Stored data entries:

==*==

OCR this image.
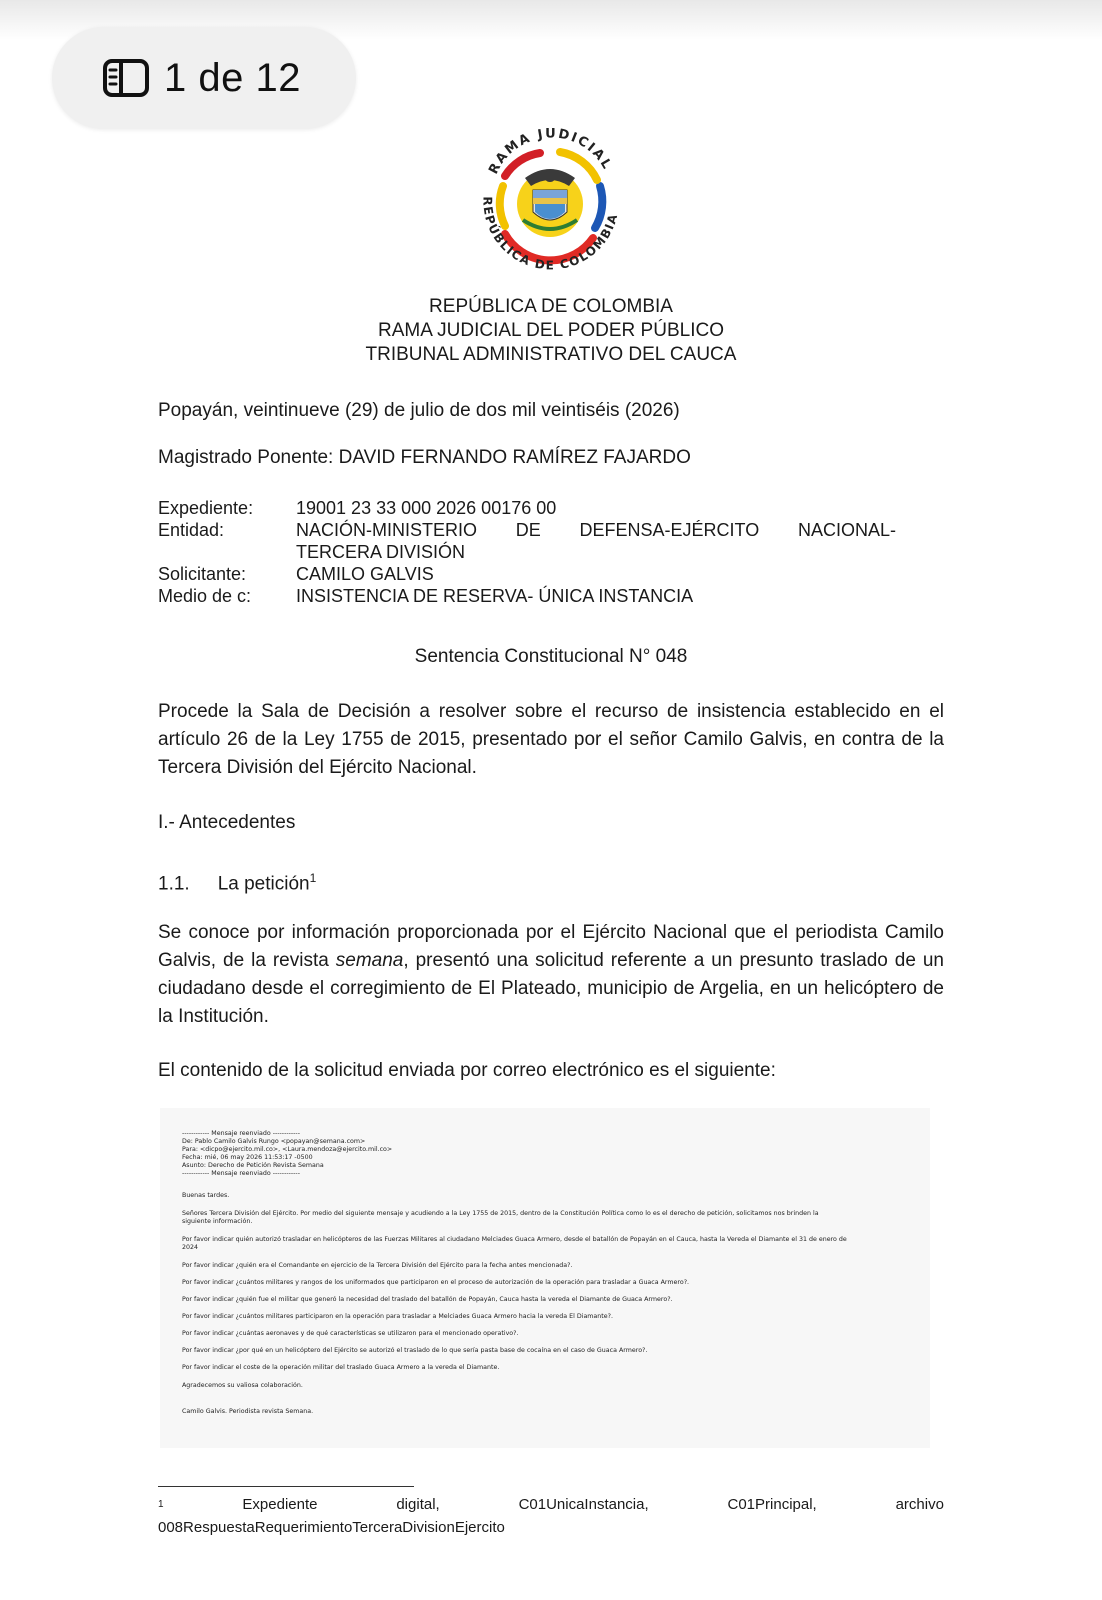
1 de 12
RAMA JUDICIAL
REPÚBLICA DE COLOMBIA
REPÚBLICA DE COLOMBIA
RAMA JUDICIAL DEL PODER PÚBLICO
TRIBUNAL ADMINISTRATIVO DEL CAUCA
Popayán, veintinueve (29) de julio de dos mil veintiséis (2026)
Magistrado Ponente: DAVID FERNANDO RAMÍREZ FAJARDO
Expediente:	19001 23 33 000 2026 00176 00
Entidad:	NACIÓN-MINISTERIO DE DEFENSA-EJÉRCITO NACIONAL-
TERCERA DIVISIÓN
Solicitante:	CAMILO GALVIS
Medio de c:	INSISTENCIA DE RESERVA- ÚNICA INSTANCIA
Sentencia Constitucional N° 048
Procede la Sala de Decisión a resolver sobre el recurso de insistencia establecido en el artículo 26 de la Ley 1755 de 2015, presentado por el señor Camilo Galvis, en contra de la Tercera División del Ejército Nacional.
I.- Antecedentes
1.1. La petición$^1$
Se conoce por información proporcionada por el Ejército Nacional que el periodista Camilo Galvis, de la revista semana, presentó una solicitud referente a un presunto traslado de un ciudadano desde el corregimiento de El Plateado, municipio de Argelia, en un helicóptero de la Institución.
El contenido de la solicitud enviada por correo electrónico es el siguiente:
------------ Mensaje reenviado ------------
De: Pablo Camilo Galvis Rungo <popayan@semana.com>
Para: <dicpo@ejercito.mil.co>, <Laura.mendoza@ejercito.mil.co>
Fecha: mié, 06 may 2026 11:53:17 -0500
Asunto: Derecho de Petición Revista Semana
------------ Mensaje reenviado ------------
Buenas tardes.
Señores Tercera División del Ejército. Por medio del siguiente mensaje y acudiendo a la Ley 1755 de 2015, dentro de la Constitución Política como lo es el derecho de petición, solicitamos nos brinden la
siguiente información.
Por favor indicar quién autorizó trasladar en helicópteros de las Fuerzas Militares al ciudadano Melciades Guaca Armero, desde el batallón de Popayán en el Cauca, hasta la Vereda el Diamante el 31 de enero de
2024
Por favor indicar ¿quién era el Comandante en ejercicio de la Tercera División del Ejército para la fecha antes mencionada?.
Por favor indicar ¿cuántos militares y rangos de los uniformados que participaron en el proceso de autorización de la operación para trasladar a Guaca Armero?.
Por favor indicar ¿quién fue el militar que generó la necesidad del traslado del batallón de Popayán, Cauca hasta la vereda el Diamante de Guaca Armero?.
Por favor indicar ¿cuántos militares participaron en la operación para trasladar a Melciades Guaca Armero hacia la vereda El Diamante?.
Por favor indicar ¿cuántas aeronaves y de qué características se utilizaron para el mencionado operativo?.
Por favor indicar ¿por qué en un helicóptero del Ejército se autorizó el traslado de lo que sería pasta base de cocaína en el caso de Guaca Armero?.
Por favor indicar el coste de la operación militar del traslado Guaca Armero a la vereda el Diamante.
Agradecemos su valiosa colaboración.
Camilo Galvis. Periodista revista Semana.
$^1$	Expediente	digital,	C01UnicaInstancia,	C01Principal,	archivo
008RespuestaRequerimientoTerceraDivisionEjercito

==*==

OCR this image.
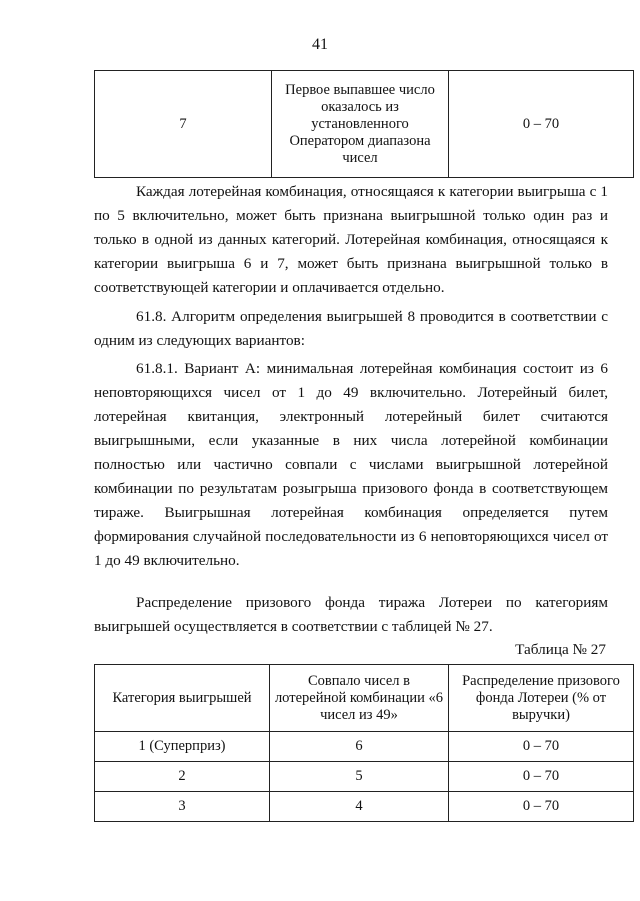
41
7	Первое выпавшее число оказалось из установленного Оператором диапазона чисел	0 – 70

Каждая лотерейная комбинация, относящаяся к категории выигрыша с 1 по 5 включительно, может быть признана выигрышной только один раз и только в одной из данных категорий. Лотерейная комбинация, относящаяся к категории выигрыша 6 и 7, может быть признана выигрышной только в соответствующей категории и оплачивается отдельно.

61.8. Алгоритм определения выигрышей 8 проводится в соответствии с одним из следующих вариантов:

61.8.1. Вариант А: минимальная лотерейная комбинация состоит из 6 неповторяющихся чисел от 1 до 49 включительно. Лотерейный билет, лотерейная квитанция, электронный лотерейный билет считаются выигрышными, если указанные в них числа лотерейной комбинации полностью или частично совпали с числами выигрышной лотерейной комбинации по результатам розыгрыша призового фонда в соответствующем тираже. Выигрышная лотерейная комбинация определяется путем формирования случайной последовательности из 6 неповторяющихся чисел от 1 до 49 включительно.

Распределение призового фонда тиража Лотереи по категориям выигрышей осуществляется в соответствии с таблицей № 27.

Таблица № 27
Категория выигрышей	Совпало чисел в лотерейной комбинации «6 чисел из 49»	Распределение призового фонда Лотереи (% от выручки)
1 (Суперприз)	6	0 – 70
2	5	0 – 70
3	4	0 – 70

==*==

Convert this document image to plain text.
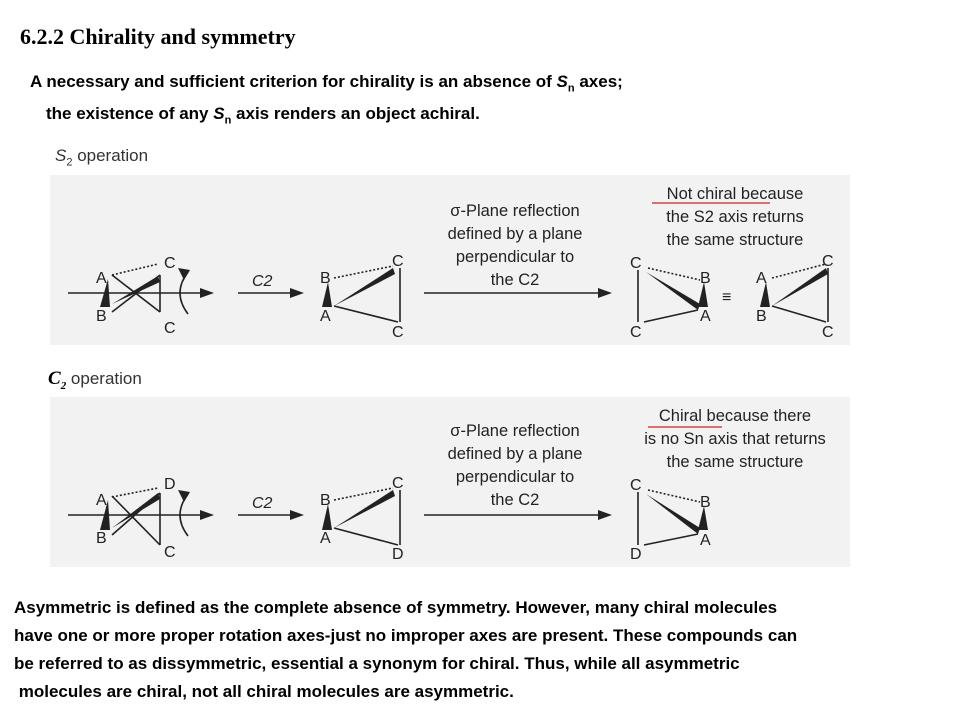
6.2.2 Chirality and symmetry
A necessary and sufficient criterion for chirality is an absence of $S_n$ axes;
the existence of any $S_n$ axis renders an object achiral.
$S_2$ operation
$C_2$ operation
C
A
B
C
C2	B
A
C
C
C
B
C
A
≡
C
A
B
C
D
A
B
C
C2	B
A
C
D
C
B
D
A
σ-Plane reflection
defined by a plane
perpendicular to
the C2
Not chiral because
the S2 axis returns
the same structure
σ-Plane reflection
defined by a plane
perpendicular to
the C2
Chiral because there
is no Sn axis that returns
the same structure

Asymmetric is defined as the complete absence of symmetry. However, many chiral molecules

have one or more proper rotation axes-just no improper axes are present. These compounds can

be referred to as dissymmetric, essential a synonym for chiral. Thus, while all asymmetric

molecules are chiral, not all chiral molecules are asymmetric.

==*==

Find every line in the records that has the string "siguiente", then state how many there are and nothing else.

OUTPUT FOR THIS EXERCISE: 3